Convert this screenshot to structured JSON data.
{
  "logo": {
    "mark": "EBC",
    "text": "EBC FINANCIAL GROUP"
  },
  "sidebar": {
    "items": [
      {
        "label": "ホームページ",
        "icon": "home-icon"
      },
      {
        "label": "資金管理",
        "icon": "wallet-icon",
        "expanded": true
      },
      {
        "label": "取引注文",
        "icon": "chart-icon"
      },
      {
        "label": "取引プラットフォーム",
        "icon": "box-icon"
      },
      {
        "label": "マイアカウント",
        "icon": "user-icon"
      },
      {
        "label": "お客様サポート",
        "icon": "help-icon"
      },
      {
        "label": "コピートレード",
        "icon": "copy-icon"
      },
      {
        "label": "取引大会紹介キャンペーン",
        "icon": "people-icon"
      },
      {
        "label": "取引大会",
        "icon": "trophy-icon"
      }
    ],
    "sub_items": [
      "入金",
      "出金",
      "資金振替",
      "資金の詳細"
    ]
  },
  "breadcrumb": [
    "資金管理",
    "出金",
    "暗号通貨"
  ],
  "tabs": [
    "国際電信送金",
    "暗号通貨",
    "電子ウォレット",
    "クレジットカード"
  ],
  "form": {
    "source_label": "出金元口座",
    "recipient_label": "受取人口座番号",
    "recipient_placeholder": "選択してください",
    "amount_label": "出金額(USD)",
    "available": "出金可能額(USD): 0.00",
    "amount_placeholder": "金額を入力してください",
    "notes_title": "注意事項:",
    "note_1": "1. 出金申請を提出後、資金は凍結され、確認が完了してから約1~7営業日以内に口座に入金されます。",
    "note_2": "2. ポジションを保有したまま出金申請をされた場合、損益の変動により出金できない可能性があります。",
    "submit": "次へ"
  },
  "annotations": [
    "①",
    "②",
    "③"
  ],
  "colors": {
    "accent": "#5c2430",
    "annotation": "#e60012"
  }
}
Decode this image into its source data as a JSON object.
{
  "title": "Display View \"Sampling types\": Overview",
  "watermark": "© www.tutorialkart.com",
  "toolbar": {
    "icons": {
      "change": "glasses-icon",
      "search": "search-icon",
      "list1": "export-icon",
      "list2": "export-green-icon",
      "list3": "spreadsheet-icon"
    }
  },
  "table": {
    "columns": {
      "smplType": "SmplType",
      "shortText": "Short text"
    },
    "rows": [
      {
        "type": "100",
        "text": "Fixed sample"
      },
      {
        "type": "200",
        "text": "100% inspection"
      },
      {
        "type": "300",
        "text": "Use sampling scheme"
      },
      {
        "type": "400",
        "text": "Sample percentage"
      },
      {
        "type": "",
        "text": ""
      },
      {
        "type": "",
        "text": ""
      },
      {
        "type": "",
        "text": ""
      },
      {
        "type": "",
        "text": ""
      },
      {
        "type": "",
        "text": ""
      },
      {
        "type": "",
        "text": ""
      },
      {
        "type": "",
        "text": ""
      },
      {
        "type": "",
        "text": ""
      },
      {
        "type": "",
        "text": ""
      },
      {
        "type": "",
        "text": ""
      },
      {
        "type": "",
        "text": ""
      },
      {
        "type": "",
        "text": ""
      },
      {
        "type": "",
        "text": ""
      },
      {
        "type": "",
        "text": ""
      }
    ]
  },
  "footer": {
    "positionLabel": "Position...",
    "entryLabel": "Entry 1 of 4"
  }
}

====

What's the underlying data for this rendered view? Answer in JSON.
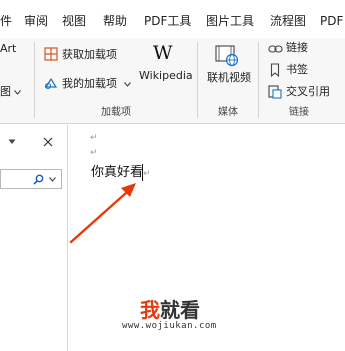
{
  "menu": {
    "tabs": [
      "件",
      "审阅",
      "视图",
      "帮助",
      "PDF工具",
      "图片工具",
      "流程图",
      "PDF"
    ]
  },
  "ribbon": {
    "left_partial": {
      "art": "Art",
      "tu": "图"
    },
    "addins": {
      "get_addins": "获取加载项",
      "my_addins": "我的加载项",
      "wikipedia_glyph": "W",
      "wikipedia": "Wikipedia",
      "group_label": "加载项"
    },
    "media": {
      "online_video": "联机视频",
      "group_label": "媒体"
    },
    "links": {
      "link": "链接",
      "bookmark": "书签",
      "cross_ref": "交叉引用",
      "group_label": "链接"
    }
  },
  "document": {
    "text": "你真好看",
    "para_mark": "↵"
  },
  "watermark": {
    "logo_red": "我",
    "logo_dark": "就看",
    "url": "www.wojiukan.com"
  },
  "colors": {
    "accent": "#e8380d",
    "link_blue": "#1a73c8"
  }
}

====

WHAT IS BEING ASKED: Show every line in the records above that contains the word "watermark".

FINAL RESULT:
  "watermark": "© www.tutorialkart.com",
  "watermark": {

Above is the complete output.